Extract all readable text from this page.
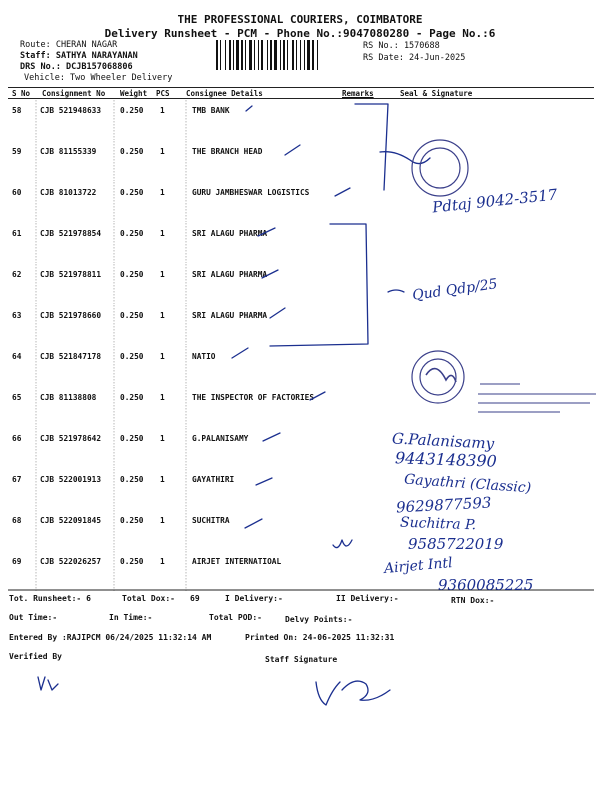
THE PROFESSIONAL COURIERS, COIMBATORE
Delivery Runsheet - PCM - Phone No.:9047080280 - Page No.:6
Route: CHERAN NAGAR
Staff: SATHYA NARAYANAN
DRS No.: DCJB157068806
Vehicle: Two Wheeler Delivery
RS No.: 1570688
RS Date: 24-Jun-2025
S No Consignment No Weight PCS Consignee Details	Remarks	Seal & Signature
58 CJB 521948633 0.250 1	TMB BANK
59 CJB 81155339	0.250 1	THE BRANCH HEAD
60 CJB 81013722	0.250 1	GURU JAMBHESWAR LOGISTICS
61 CJB 521978854 0.250 1	SRI ALAGU PHARMA
62 CJB 521978811 0.250 1	SRI ALAGU PHARMA
63 CJB 521978660 0.250 1	SRI ALAGU PHARMA
64 CJB 521847178 0.250 1	NATIO
65 CJB 81138808	0.250 1	THE INSPECTOR OF FACTORIES
66 CJB 521978642 0.250 1	G.PALANISAMY
67 CJB 522001913 0.250 1	GAYATHIRI
68 CJB 522091845 0.250 1	SUCHITRA
69 CJB 522026257 0.250 1	AIRJET INTERNATIOAL
Pdtaj 9042-3517
Qud Qdp/25
G.Palanisamy
9443148390
Gayathri (Classic)
9629877593
Suchitra P.
9585722019
Airjet Intl
9360085225
Tot. Runsheet:- 6	Total Dox:- 69	I Delivery:-	II Delivery:-	RTN Dox:-
Out Time:-	In Time:-	Total POD:-	Delvy Points:-
Entered By :RAJIPCM 06/24/2025 11:32:14 AM	Printed On: 24-06-2025 11:32:31
Verified By	Staff Signature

++++++++++

### Task requirements
Make an exact copy of the records shown above, without the pictures.

### Solution to this task
Extract all readable text from this page.
THE PROFESSIONAL COURIERS, COIMBATORE
Delivery Runsheet - PCM - Phone No.:9047080280 - Page No.:6
Route: CHERAN NAGAR
Staff: SATHYA NARAYANAN
DRS No.: DCJB157068806
Vehicle: Two Wheeler Delivery
RS No.: 1570688
RS Date: 24-Jun-2025
S No Consignment No Weight PCS Consignee Details	Remarks	Seal & Signature
58 CJB 521948633 0.250 1	TMB BANK
59 CJB 81155339	0.250 1	THE BRANCH HEAD
60 CJB 81013722	0.250 1	GURU JAMBHESWAR LOGISTICS
61 CJB 521978854 0.250 1	SRI ALAGU PHARMA
62 CJB 521978811 0.250 1	SRI ALAGU PHARMA
63 CJB 521978660 0.250 1	SRI ALAGU PHARMA
64 CJB 521847178 0.250 1	NATIO
65 CJB 81138808	0.250 1	THE INSPECTOR OF FACTORIES
66 CJB 521978642 0.250 1	G.PALANISAMY
67 CJB 522001913 0.250 1	GAYATHIRI
68 CJB 522091845 0.250 1	SUCHITRA
69 CJB 522026257 0.250 1	AIRJET INTERNATIOAL
Pdtaj 9042-3517
Qud Qdp/25
G.Palanisamy
9443148390
Gayathri (Classic)
9629877593
Suchitra P.
9585722019
Airjet Intl
9360085225
Tot. Runsheet:- 6	Total Dox:- 69	I Delivery:-	II Delivery:-	RTN Dox:-
Out Time:-	In Time:-	Total POD:-	Delvy Points:-
Entered By :RAJIPCM 06/24/2025 11:32:14 AM	Printed On: 24-06-2025 11:32:31
Verified By	Staff Signature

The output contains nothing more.